_STATED PROBLEM_
Return the complete listing that follows, with each line reproduced exactly.

━━━ INPUT DATA ━━━

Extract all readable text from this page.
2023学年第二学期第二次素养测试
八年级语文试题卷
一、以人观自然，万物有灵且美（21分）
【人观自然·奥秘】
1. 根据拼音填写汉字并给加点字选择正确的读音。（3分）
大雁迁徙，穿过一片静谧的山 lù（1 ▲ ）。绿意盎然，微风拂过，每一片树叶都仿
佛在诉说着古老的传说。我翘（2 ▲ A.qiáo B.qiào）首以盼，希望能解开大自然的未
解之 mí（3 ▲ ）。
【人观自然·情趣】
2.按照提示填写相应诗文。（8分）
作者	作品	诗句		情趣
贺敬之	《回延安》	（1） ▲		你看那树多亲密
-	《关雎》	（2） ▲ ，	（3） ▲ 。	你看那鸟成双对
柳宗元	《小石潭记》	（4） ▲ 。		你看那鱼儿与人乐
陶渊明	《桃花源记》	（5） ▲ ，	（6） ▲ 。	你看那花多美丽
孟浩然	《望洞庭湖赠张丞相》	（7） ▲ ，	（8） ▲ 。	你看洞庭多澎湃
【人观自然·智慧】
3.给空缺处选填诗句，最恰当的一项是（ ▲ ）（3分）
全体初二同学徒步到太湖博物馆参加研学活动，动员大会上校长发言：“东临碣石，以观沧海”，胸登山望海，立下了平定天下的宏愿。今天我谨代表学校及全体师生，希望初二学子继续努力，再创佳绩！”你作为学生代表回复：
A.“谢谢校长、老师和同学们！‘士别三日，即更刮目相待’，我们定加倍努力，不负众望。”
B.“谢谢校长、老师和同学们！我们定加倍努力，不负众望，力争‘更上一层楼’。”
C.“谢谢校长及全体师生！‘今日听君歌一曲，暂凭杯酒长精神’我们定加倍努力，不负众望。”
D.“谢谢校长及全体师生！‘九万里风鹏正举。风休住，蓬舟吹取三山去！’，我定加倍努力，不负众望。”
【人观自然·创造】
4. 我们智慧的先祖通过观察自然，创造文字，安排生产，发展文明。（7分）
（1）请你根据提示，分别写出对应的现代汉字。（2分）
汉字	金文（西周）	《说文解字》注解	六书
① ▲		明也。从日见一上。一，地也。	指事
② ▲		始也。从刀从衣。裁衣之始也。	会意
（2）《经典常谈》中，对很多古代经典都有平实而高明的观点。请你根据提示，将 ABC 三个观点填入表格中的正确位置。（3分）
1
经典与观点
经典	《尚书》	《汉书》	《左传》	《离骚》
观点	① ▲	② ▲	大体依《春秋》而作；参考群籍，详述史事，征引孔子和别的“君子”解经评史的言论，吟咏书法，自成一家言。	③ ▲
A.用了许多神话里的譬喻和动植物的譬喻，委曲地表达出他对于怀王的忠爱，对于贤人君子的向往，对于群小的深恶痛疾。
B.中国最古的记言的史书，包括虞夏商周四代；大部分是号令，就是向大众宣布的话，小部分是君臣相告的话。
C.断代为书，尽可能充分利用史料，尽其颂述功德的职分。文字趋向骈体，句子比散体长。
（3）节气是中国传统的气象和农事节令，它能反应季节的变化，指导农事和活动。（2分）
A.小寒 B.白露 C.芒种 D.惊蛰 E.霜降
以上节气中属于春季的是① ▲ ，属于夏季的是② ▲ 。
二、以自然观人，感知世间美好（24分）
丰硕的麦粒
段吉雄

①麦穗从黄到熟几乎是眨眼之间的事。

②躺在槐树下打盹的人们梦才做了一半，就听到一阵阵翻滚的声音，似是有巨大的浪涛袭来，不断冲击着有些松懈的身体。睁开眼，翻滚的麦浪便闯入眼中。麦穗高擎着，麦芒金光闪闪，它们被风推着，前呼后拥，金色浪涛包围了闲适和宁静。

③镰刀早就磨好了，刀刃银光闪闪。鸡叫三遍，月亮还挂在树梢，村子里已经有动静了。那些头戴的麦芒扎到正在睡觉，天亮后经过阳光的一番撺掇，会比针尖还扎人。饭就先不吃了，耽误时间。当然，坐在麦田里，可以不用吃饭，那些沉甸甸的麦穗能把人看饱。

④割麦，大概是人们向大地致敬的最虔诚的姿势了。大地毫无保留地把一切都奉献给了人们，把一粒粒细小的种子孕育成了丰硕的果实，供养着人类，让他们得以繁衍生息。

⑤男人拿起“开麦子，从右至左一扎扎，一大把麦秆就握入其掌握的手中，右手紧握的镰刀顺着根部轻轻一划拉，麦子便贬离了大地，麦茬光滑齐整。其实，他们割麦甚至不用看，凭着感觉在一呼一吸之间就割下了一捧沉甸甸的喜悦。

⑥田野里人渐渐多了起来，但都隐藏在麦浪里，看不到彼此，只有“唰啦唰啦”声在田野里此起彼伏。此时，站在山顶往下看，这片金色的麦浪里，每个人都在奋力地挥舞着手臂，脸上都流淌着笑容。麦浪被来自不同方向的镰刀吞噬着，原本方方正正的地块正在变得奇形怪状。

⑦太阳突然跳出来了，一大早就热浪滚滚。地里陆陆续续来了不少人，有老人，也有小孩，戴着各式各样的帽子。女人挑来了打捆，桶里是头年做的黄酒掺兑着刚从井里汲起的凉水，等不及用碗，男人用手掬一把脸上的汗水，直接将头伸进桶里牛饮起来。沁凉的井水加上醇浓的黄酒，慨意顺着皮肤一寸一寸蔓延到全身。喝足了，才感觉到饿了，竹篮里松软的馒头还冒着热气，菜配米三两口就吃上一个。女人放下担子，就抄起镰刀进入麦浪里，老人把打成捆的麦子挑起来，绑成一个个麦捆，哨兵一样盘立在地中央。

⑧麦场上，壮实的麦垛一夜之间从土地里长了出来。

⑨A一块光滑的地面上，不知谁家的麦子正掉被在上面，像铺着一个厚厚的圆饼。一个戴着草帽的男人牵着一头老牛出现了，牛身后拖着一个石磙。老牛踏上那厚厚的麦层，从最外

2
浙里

━━━

_TASK ANSWER_
Extract all readable text from this page.
2023学年第二学期第二次素养测试
八年级语文试题卷
一、以人观自然，万物有灵且美（21分）
【人观自然·奥秘】
1. 根据拼音填写汉字并给加点字选择正确的读音。（3分）
大雁迁徙，穿过一片静谧的山 lù（1 ▲ ）。绿意盎然，微风拂过，每一片树叶都仿
佛在诉说着古老的传说。我翘（2 ▲ A.qiáo B.qiào）首以盼，希望能解开大自然的未
解之 mí（3 ▲ ）。
【人观自然·情趣】
2.按照提示填写相应诗文。（8分）
作者	作品	诗句		情趣
贺敬之	《回延安》	（1） ▲		你看那树多亲密
-	《关雎》	（2） ▲ ，	（3） ▲ 。	你看那鸟成双对
柳宗元	《小石潭记》	（4） ▲ 。		你看那鱼儿与人乐
陶渊明	《桃花源记》	（5） ▲ ，	（6） ▲ 。	你看那花多美丽
孟浩然	《望洞庭湖赠张丞相》	（7） ▲ ，	（8） ▲ 。	你看洞庭多澎湃
【人观自然·智慧】
3.给空缺处选填诗句，最恰当的一项是（ ▲ ）（3分）
全体初二同学徒步到太湖博物馆参加研学活动，动员大会上校长发言：“东临碣石，以观沧海”，胸登山望海，立下了平定天下的宏愿。今天我谨代表学校及全体师生，希望初二学子继续努力，再创佳绩！”你作为学生代表回复：
A.“谢谢校长、老师和同学们！‘士别三日，即更刮目相待’，我们定加倍努力，不负众望。”
B.“谢谢校长、老师和同学们！我们定加倍努力，不负众望，力争‘更上一层楼’。”
C.“谢谢校长及全体师生！‘今日听君歌一曲，暂凭杯酒长精神’我们定加倍努力，不负众望。”
D.“谢谢校长及全体师生！‘九万里风鹏正举。风休住，蓬舟吹取三山去！’，我定加倍努力，不负众望。”
【人观自然·创造】
4. 我们智慧的先祖通过观察自然，创造文字，安排生产，发展文明。（7分）
（1）请你根据提示，分别写出对应的现代汉字。（2分）
汉字	金文（西周）	《说文解字》注解	六书
① ▲		明也。从日见一上。一，地也。	指事
② ▲		始也。从刀从衣。裁衣之始也。	会意
（2）《经典常谈》中，对很多古代经典都有平实而高明的观点。请你根据提示，将 ABC 三个观点填入表格中的正确位置。（3分）
1
经典与观点
经典	《尚书》	《汉书》	《左传》	《离骚》
观点	① ▲	② ▲	大体依《春秋》而作；参考群籍，详述史事，征引孔子和别的“君子”解经评史的言论，吟咏书法，自成一家言。	③ ▲
A.用了许多神话里的譬喻和动植物的譬喻，委曲地表达出他对于怀王的忠爱，对于贤人君子的向往，对于群小的深恶痛疾。
B.中国最古的记言的史书，包括虞夏商周四代；大部分是号令，就是向大众宣布的话，小部分是君臣相告的话。
C.断代为书，尽可能充分利用史料，尽其颂述功德的职分。文字趋向骈体，句子比散体长。
（3）节气是中国传统的气象和农事节令，它能反应季节的变化，指导农事和活动。（2分）
A.小寒 B.白露 C.芒种 D.惊蛰 E.霜降
以上节气中属于春季的是① ▲ ，属于夏季的是② ▲ 。
二、以自然观人，感知世间美好（24分）
丰硕的麦粒
段吉雄

①麦穗从黄到熟几乎是眨眼之间的事。

②躺在槐树下打盹的人们梦才做了一半，就听到一阵阵翻滚的声音，似是有巨大的浪涛袭来，不断冲击着有些松懈的身体。睁开眼，翻滚的麦浪便闯入眼中。麦穗高擎着，麦芒金光闪闪，它们被风推着，前呼后拥，金色浪涛包围了闲适和宁静。

③镰刀早就磨好了，刀刃银光闪闪。鸡叫三遍，月亮还挂在树梢，村子里已经有动静了。那些头戴的麦芒扎到正在睡觉，天亮后经过阳光的一番撺掇，会比针尖还扎人。饭就先不吃了，耽误时间。当然，坐在麦田里，可以不用吃饭，那些沉甸甸的麦穗能把人看饱。

④割麦，大概是人们向大地致敬的最虔诚的姿势了。大地毫无保留地把一切都奉献给了人们，把一粒粒细小的种子孕育成了丰硕的果实，供养着人类，让他们得以繁衍生息。

⑤男人拿起“开麦子，从右至左一扎扎，一大把麦秆就握入其掌握的手中，右手紧握的镰刀顺着根部轻轻一划拉，麦子便贬离了大地，麦茬光滑齐整。其实，他们割麦甚至不用看，凭着感觉在一呼一吸之间就割下了一捧沉甸甸的喜悦。

⑥田野里人渐渐多了起来，但都隐藏在麦浪里，看不到彼此，只有“唰啦唰啦”声在田野里此起彼伏。此时，站在山顶往下看，这片金色的麦浪里，每个人都在奋力地挥舞着手臂，脸上都流淌着笑容。麦浪被来自不同方向的镰刀吞噬着，原本方方正正的地块正在变得奇形怪状。

⑦太阳突然跳出来了，一大早就热浪滚滚。地里陆陆续续来了不少人，有老人，也有小孩，戴着各式各样的帽子。女人挑来了打捆，桶里是头年做的黄酒掺兑着刚从井里汲起的凉水，等不及用碗，男人用手掬一把脸上的汗水，直接将头伸进桶里牛饮起来。沁凉的井水加上醇浓的黄酒，慨意顺着皮肤一寸一寸蔓延到全身。喝足了，才感觉到饿了，竹篮里松软的馒头还冒着热气，菜配米三两口就吃上一个。女人放下担子，就抄起镰刀进入麦浪里，老人把打成捆的麦子挑起来，绑成一个个麦捆，哨兵一样盘立在地中央。

⑧麦场上，壮实的麦垛一夜之间从土地里长了出来。

⑨A一块光滑的地面上，不知谁家的麦子正掉被在上面，像铺着一个厚厚的圆饼。一个戴着草帽的男人牵着一头老牛出现了，牛身后拖着一个石磙。老牛踏上那厚厚的麦层，从最外

2
浙里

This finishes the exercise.